* _INSTRUCTIONS FOR THE TASK_: Scan the lines below for the word "JSON". Copy each line you find it in.

* _Dataset rows_:
----------
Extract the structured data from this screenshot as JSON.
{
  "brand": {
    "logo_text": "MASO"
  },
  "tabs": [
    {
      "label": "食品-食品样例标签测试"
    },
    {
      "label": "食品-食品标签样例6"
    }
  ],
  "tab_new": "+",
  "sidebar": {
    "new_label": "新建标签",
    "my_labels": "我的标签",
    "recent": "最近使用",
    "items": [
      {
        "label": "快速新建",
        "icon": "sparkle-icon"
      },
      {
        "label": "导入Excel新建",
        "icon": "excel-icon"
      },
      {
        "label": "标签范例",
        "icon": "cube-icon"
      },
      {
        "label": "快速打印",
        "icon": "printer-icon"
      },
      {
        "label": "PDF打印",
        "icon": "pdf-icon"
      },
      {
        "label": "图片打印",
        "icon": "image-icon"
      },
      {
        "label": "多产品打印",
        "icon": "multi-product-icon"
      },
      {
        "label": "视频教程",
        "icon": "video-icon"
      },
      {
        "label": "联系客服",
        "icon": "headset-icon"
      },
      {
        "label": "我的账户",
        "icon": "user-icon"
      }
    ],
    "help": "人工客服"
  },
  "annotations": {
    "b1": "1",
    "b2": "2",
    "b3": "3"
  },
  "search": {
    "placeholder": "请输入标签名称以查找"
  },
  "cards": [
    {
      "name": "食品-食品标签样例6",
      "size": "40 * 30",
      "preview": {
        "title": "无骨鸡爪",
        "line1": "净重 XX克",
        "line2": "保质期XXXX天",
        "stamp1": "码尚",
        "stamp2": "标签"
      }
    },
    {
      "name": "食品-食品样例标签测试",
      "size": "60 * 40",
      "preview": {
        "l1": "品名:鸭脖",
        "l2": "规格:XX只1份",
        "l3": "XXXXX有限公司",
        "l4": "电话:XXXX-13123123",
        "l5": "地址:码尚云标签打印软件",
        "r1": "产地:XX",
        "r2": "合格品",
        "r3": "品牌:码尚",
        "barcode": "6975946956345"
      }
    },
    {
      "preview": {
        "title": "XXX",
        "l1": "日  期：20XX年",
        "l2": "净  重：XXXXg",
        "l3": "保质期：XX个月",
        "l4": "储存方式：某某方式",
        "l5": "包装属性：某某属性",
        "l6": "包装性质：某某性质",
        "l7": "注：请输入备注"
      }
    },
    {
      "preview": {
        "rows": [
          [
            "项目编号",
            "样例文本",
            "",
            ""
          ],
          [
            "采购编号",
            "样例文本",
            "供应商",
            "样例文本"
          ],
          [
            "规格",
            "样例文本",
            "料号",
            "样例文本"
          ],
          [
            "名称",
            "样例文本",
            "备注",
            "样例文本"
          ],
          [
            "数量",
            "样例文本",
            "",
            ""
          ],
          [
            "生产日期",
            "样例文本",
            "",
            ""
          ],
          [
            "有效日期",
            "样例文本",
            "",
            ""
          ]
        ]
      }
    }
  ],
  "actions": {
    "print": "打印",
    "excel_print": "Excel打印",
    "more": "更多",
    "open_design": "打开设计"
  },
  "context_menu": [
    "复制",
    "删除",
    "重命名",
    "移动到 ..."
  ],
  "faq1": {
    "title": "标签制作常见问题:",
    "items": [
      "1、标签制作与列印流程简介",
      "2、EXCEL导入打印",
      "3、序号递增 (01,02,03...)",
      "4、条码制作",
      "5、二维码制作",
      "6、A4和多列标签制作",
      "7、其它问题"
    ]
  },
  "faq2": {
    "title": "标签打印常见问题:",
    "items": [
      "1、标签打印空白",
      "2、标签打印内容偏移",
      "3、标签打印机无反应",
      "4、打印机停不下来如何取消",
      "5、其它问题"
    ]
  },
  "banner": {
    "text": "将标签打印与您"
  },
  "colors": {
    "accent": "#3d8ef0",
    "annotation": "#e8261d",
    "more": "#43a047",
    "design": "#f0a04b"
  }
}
----------
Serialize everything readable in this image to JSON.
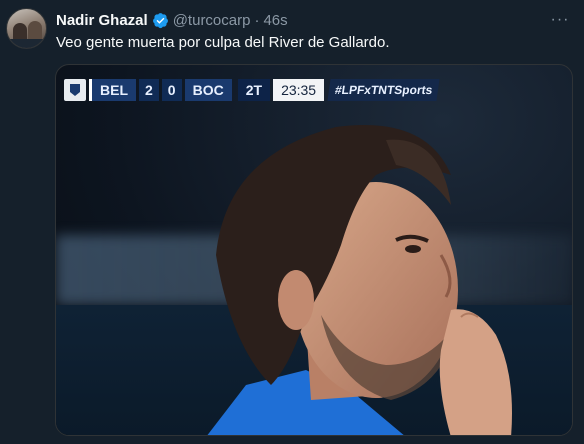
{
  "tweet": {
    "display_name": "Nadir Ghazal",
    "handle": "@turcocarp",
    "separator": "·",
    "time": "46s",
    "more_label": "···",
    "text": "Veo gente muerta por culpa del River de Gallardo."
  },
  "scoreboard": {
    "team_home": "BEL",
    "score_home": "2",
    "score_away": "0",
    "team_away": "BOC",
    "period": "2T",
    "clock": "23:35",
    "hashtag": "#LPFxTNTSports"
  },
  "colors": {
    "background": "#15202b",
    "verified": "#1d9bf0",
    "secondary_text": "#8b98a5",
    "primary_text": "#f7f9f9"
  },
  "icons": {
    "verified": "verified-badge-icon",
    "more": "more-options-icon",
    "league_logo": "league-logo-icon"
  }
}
----------
* _RESULT FOR THIS TASK_:
Extract the structured data from this screenshot as JSON.
Serialize everything readable in this image to JSON.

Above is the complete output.